Retype the records below word for word and omit any image.

○ ○ ○

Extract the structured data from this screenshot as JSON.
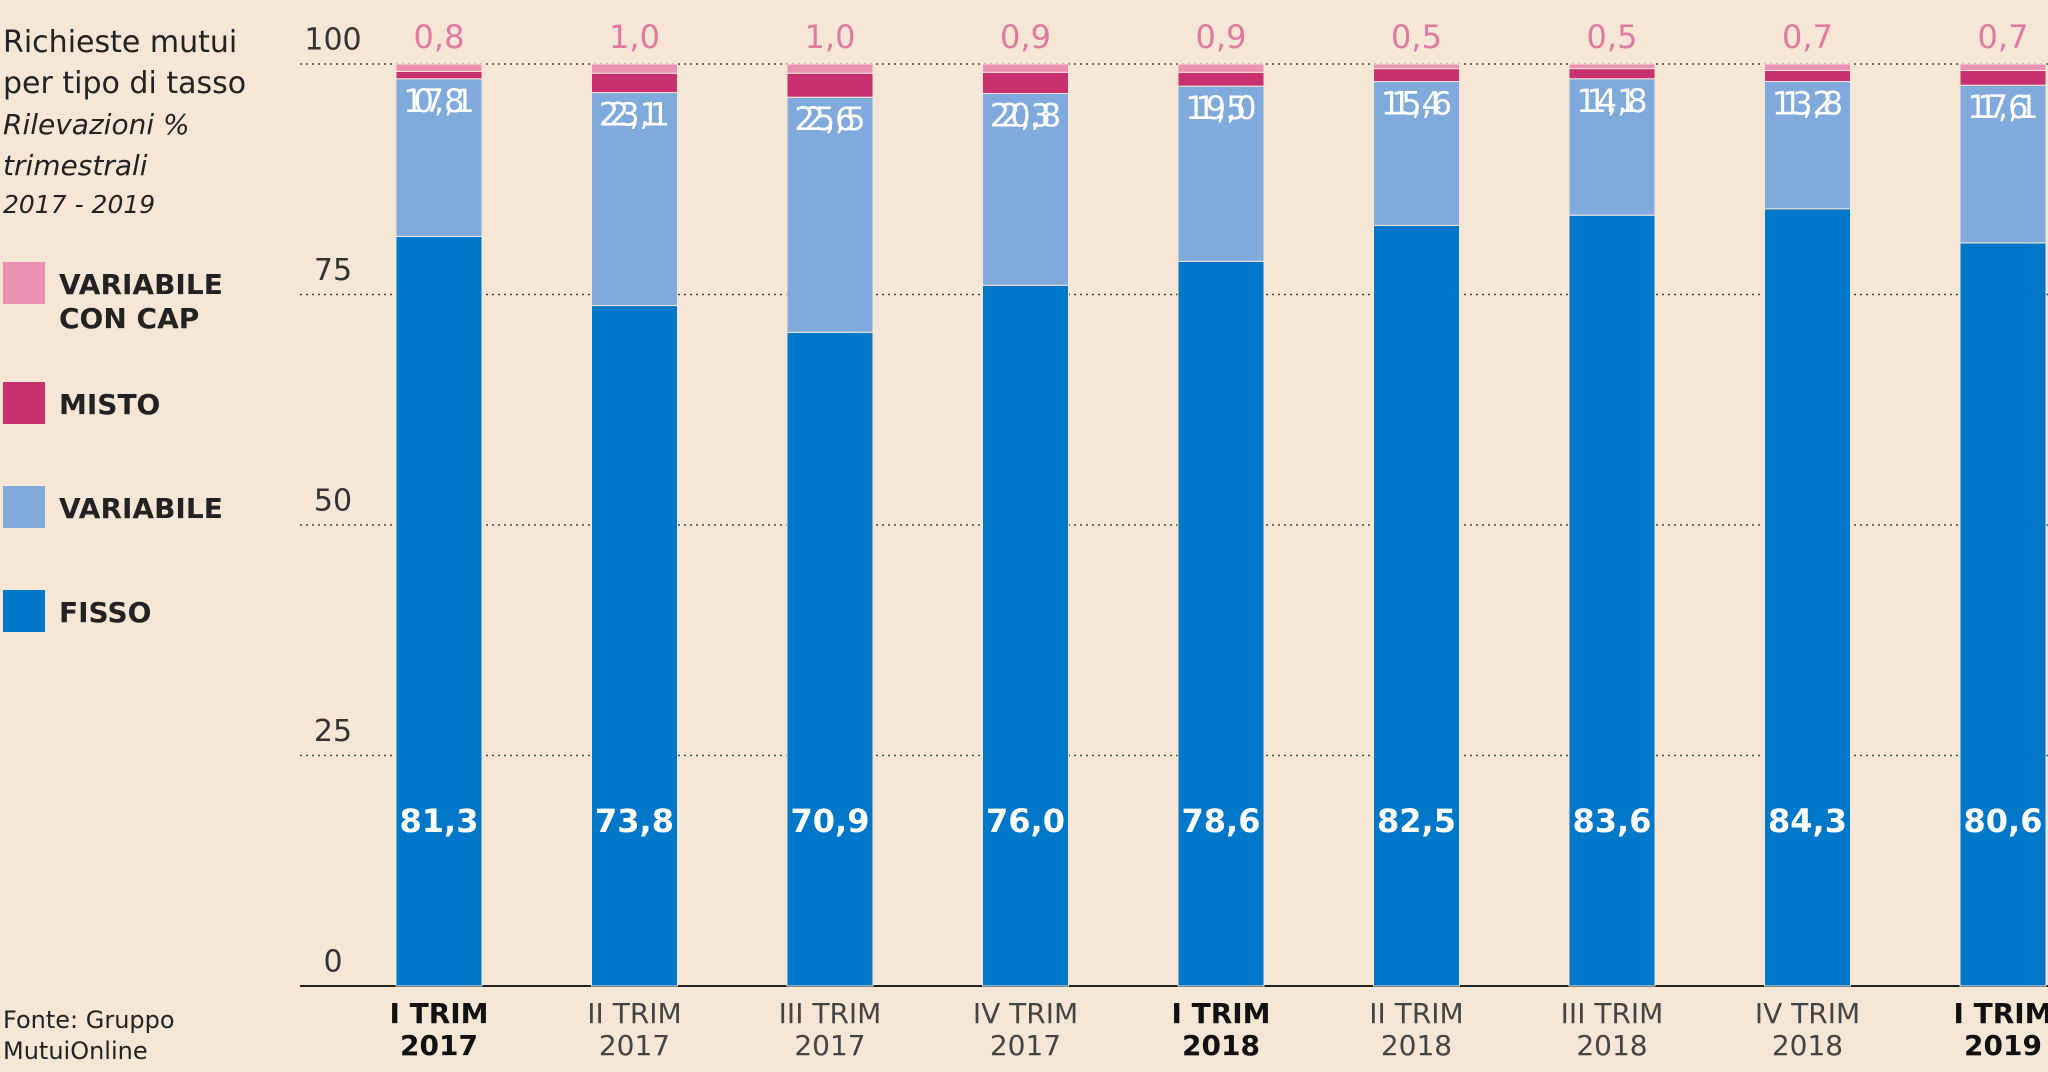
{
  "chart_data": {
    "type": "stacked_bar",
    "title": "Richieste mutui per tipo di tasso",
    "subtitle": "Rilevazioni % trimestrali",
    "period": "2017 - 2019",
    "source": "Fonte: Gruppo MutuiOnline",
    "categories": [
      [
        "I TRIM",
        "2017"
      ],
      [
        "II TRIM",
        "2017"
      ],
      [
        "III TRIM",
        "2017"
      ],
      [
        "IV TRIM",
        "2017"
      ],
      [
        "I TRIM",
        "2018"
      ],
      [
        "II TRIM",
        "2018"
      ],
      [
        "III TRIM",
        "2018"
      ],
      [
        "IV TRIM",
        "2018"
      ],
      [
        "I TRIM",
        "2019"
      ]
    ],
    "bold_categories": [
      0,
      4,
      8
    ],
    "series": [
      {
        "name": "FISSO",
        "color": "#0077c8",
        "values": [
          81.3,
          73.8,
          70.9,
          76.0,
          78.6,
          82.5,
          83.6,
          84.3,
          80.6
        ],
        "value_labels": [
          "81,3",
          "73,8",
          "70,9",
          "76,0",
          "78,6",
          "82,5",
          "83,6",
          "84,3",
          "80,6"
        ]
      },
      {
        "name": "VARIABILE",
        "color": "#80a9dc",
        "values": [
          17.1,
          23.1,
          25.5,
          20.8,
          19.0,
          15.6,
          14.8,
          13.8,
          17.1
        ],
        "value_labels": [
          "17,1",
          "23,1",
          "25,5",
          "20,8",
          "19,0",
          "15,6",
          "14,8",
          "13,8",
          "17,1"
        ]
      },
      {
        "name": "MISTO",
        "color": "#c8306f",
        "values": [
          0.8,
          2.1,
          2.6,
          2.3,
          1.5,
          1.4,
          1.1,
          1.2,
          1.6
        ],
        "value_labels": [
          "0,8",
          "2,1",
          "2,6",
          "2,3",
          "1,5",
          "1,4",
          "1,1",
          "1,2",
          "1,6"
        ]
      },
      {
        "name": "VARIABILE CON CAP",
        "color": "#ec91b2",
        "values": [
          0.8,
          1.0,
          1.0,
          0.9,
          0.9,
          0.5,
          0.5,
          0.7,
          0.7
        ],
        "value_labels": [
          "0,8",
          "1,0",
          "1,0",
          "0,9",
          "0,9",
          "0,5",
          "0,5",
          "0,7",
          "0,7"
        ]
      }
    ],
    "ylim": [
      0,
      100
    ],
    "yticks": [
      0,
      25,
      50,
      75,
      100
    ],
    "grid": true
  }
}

○ ○ ○

> [In response]:
Extract the structured data from this screenshot as JSON.
{
  "chart_data": {
    "type": "stacked_bar",
    "title": "Richieste mutui per tipo di tasso",
    "subtitle": "Rilevazioni % trimestrali",
    "period": "2017 - 2019",
    "source": "Fonte: Gruppo MutuiOnline",
    "categories": [
      [
        "I TRIM",
        "2017"
      ],
      [
        "II TRIM",
        "2017"
      ],
      [
        "III TRIM",
        "2017"
      ],
      [
        "IV TRIM",
        "2017"
      ],
      [
        "I TRIM",
        "2018"
      ],
      [
        "II TRIM",
        "2018"
      ],
      [
        "III TRIM",
        "2018"
      ],
      [
        "IV TRIM",
        "2018"
      ],
      [
        "I TRIM",
        "2019"
      ]
    ],
    "bold_categories": [
      0,
      4,
      8
    ],
    "series": [
      {
        "name": "FISSO",
        "color": "#0077c8",
        "values": [
          81.3,
          73.8,
          70.9,
          76.0,
          78.6,
          82.5,
          83.6,
          84.3,
          80.6
        ],
        "value_labels": [
          "81,3",
          "73,8",
          "70,9",
          "76,0",
          "78,6",
          "82,5",
          "83,6",
          "84,3",
          "80,6"
        ]
      },
      {
        "name": "VARIABILE",
        "color": "#80a9dc",
        "values": [
          17.1,
          23.1,
          25.5,
          20.8,
          19.0,
          15.6,
          14.8,
          13.8,
          17.1
        ],
        "value_labels": [
          "17,1",
          "23,1",
          "25,5",
          "20,8",
          "19,0",
          "15,6",
          "14,8",
          "13,8",
          "17,1"
        ]
      },
      {
        "name": "MISTO",
        "color": "#c8306f",
        "values": [
          0.8,
          2.1,
          2.6,
          2.3,
          1.5,
          1.4,
          1.1,
          1.2,
          1.6
        ],
        "value_labels": [
          "0,8",
          "2,1",
          "2,6",
          "2,3",
          "1,5",
          "1,4",
          "1,1",
          "1,2",
          "1,6"
        ]
      },
      {
        "name": "VARIABILE CON CAP",
        "color": "#ec91b2",
        "values": [
          0.8,
          1.0,
          1.0,
          0.9,
          0.9,
          0.5,
          0.5,
          0.7,
          0.7
        ],
        "value_labels": [
          "0,8",
          "1,0",
          "1,0",
          "0,9",
          "0,9",
          "0,5",
          "0,5",
          "0,7",
          "0,7"
        ]
      }
    ],
    "ylim": [
      0,
      100
    ],
    "yticks": [
      0,
      25,
      50,
      75,
      100
    ],
    "grid": true
  }
}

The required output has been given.